**Information shown**
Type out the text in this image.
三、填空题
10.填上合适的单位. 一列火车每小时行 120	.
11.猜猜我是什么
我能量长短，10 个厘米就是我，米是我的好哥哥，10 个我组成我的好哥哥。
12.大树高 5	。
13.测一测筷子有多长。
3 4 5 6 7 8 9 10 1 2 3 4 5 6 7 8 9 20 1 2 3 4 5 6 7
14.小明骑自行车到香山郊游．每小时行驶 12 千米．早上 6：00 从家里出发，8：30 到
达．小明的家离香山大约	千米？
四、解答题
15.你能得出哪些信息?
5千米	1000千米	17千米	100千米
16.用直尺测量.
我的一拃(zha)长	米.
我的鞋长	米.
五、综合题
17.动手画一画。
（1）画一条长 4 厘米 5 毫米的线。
==
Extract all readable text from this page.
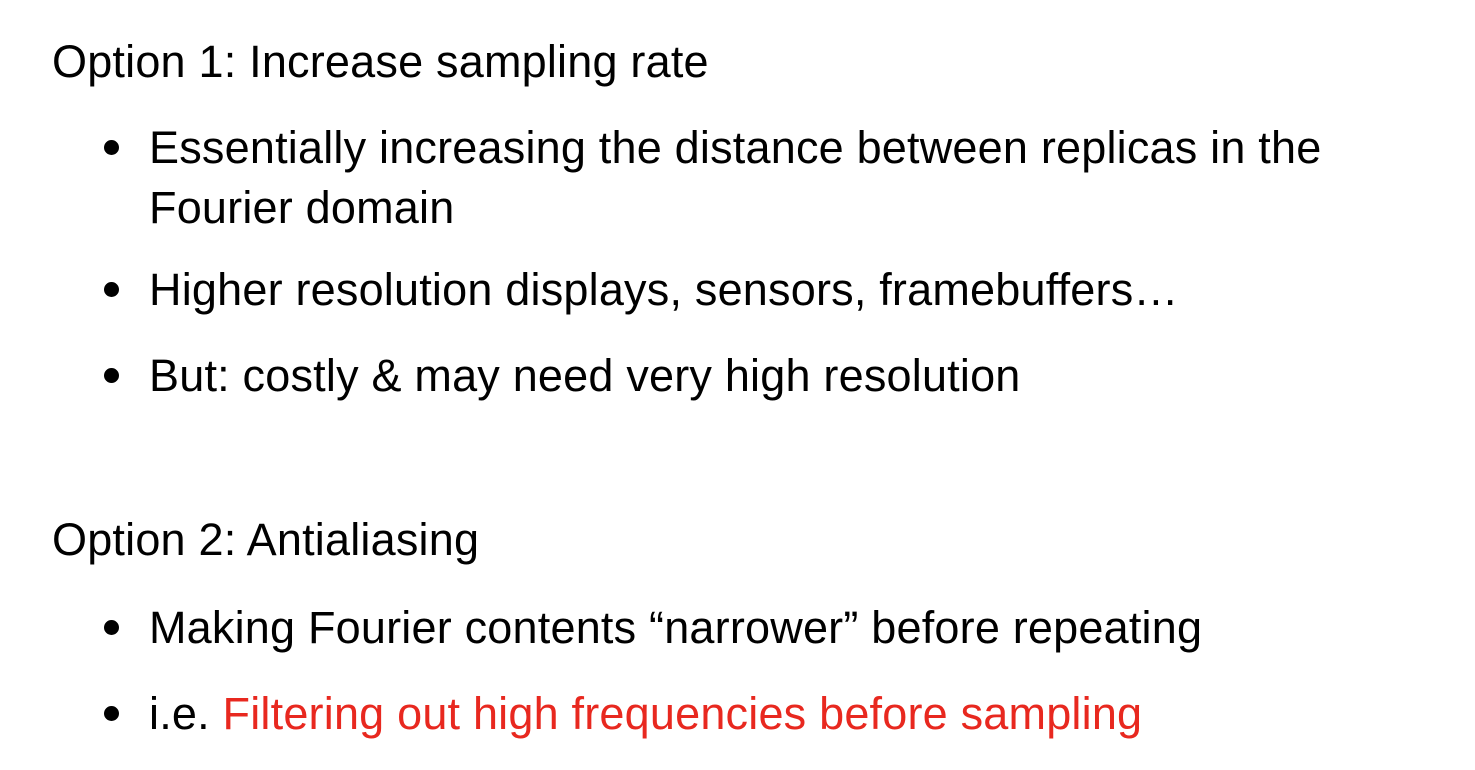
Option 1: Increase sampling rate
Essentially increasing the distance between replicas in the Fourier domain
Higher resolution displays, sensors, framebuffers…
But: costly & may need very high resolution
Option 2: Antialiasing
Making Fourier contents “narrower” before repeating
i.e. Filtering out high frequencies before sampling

**Problem details**
Examine the records and pull out every line where the string "text" occurs.

**Written reply**
Type out the text in this image.
Extract all readable text from this page.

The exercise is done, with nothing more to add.